EXERCISE GOAL: Within the records that follow, find every line containing the string "colony". Copy those lines.

STORED RECORDS:

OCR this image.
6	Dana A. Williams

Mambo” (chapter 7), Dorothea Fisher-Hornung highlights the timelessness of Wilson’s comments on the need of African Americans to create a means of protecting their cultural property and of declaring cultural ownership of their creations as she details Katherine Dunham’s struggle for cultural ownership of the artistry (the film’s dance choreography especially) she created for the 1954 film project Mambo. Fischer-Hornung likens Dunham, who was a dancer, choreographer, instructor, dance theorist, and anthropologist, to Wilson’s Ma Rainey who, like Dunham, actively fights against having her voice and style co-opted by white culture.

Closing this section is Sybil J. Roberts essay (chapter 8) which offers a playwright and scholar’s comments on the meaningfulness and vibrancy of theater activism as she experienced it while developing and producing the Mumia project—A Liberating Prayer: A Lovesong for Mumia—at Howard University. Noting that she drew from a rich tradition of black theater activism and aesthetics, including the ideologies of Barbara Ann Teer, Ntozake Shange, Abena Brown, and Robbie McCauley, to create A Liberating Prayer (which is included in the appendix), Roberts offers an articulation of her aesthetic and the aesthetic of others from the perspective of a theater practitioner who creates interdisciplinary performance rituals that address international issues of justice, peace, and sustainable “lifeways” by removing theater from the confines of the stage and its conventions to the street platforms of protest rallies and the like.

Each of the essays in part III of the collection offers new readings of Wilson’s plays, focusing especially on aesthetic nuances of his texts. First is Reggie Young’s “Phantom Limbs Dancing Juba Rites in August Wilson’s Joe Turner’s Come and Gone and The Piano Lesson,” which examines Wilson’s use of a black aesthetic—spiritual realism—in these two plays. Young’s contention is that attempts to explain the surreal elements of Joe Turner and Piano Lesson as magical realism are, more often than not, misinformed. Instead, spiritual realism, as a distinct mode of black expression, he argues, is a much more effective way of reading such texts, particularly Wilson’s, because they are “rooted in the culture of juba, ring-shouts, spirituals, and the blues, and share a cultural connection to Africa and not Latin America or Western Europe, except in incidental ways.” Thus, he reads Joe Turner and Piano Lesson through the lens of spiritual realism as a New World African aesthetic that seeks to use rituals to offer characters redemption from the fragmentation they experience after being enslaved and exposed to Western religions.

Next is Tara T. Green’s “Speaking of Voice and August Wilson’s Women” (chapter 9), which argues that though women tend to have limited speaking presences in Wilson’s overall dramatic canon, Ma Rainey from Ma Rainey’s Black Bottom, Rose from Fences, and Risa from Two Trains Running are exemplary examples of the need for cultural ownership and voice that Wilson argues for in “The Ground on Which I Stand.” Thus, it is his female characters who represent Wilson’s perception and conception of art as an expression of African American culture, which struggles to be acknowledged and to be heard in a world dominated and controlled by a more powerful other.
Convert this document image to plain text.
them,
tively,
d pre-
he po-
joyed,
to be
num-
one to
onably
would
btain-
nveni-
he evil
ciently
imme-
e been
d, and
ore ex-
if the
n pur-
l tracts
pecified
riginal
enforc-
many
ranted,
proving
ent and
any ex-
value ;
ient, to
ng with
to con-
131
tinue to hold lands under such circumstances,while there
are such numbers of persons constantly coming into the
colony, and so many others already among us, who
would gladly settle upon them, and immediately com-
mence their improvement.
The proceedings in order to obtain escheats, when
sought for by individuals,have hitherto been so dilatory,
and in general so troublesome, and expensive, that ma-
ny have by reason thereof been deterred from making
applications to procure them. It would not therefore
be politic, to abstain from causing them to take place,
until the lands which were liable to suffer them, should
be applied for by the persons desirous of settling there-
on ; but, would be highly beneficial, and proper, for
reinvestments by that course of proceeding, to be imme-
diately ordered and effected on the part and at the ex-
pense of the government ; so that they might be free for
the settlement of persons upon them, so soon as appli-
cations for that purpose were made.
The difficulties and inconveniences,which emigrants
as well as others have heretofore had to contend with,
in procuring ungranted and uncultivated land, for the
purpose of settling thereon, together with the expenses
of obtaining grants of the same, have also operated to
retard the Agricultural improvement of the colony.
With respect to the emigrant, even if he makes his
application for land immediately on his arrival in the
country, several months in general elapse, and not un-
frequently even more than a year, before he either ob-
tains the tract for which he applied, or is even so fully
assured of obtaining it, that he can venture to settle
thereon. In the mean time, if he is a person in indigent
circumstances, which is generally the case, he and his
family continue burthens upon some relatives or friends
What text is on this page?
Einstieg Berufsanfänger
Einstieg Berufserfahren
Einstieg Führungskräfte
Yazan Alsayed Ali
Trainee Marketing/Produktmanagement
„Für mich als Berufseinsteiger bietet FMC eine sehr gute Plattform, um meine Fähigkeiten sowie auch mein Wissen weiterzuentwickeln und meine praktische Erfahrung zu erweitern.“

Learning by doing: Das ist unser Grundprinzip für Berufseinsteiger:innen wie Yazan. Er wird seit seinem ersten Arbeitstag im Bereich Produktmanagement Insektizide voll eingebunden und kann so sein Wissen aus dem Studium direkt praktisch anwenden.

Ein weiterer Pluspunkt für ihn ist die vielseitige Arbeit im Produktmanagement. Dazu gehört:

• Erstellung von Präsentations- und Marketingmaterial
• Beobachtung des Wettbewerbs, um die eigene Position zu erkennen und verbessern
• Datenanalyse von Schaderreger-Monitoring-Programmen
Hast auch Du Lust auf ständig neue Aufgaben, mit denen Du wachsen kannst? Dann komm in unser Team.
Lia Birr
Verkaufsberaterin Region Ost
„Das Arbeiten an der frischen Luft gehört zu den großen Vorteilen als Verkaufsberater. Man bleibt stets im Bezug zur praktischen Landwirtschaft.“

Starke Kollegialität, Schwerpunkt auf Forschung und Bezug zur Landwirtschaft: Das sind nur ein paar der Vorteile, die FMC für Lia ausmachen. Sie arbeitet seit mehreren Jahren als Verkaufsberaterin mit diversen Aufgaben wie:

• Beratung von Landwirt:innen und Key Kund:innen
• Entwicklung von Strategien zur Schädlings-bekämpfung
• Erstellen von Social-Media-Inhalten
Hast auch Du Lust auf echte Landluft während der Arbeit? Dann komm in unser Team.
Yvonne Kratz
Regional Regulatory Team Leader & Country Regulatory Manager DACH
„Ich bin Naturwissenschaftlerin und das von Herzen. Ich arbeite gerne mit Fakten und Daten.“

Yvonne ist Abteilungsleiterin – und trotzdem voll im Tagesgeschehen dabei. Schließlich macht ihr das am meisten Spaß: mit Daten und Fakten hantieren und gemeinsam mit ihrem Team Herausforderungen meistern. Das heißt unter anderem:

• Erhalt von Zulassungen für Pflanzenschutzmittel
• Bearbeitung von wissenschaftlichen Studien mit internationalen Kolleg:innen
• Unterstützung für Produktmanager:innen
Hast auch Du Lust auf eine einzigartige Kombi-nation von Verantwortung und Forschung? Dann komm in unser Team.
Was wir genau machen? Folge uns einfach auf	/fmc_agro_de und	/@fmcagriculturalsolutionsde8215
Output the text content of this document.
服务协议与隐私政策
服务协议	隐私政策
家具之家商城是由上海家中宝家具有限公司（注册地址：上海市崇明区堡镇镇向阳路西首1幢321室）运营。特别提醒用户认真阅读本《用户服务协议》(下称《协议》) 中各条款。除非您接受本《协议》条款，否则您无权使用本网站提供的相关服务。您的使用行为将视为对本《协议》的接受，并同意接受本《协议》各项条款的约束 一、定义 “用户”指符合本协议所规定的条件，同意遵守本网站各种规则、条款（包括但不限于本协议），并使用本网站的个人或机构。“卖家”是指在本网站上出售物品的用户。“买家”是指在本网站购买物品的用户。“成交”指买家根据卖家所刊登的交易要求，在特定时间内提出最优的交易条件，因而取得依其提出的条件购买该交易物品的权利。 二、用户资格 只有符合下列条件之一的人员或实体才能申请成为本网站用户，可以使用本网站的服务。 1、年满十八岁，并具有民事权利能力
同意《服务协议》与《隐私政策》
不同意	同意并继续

WRITTEN ANSWER:
colony, and so many others already among us, who
retard the Agricultural improvement of the colony.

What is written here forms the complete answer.